* **Goal**
Go through the data below and copy it exactly, skipping every picture.

* **Information supplied**
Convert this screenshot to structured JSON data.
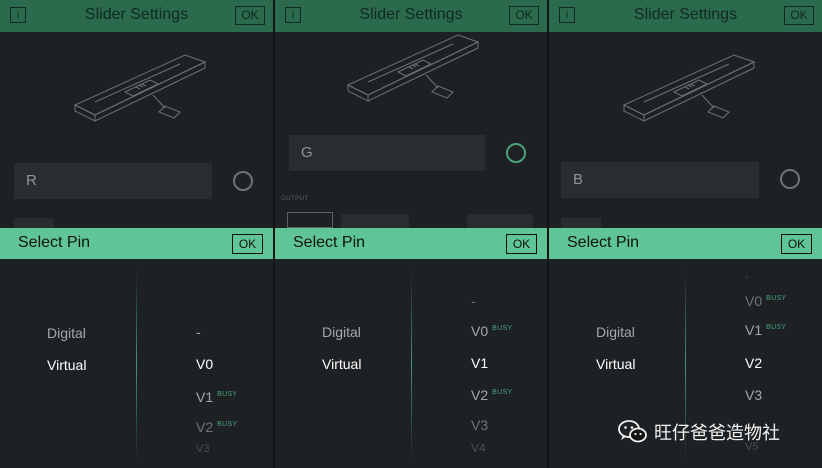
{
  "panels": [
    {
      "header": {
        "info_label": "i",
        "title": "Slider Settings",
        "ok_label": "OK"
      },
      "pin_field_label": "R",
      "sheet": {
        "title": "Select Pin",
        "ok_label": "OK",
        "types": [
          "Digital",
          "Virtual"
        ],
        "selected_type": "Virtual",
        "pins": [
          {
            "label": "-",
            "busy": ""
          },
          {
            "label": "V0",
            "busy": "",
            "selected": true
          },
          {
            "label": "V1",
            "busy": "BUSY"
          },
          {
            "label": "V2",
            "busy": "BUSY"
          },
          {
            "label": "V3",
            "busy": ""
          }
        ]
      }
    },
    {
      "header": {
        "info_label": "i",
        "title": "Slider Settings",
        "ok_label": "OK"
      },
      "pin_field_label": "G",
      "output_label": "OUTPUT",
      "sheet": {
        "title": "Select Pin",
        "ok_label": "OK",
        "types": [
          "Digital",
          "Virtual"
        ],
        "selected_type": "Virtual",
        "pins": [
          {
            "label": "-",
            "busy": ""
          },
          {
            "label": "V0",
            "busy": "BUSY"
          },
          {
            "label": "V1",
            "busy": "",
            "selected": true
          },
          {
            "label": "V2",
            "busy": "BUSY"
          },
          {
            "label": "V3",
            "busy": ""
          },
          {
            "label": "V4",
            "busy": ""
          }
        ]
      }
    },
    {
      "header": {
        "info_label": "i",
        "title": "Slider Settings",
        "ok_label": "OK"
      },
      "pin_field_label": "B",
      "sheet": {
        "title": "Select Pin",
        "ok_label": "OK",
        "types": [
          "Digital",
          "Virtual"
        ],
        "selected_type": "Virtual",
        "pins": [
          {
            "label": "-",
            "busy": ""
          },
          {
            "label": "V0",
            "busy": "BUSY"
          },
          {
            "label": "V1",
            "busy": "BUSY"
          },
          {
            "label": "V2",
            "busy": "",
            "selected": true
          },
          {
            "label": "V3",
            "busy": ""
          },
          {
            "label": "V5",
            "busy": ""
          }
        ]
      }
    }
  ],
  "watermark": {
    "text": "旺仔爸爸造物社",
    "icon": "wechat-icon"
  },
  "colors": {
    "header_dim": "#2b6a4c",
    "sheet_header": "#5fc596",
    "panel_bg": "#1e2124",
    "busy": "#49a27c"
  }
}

* **Exercise answer**
Convert this screenshot to structured JSON data.
{
  "panels": [
    {
      "header": {
        "info_label": "i",
        "title": "Slider Settings",
        "ok_label": "OK"
      },
      "pin_field_label": "R",
      "sheet": {
        "title": "Select Pin",
        "ok_label": "OK",
        "types": [
          "Digital",
          "Virtual"
        ],
        "selected_type": "Virtual",
        "pins": [
          {
            "label": "-",
            "busy": ""
          },
          {
            "label": "V0",
            "busy": "",
            "selected": true
          },
          {
            "label": "V1",
            "busy": "BUSY"
          },
          {
            "label": "V2",
            "busy": "BUSY"
          },
          {
            "label": "V3",
            "busy": ""
          }
        ]
      }
    },
    {
      "header": {
        "info_label": "i",
        "title": "Slider Settings",
        "ok_label": "OK"
      },
      "pin_field_label": "G",
      "output_label": "OUTPUT",
      "sheet": {
        "title": "Select Pin",
        "ok_label": "OK",
        "types": [
          "Digital",
          "Virtual"
        ],
        "selected_type": "Virtual",
        "pins": [
          {
            "label": "-",
            "busy": ""
          },
          {
            "label": "V0",
            "busy": "BUSY"
          },
          {
            "label": "V1",
            "busy": "",
            "selected": true
          },
          {
            "label": "V2",
            "busy": "BUSY"
          },
          {
            "label": "V3",
            "busy": ""
          },
          {
            "label": "V4",
            "busy": ""
          }
        ]
      }
    },
    {
      "header": {
        "info_label": "i",
        "title": "Slider Settings",
        "ok_label": "OK"
      },
      "pin_field_label": "B",
      "sheet": {
        "title": "Select Pin",
        "ok_label": "OK",
        "types": [
          "Digital",
          "Virtual"
        ],
        "selected_type": "Virtual",
        "pins": [
          {
            "label": "-",
            "busy": ""
          },
          {
            "label": "V0",
            "busy": "BUSY"
          },
          {
            "label": "V1",
            "busy": "BUSY"
          },
          {
            "label": "V2",
            "busy": "",
            "selected": true
          },
          {
            "label": "V3",
            "busy": ""
          },
          {
            "label": "V5",
            "busy": ""
          }
        ]
      }
    }
  ],
  "watermark": {
    "text": "旺仔爸爸造物社",
    "icon": "wechat-icon"
  },
  "colors": {
    "header_dim": "#2b6a4c",
    "sheet_header": "#5fc596",
    "panel_bg": "#1e2124",
    "busy": "#49a27c"
  }
}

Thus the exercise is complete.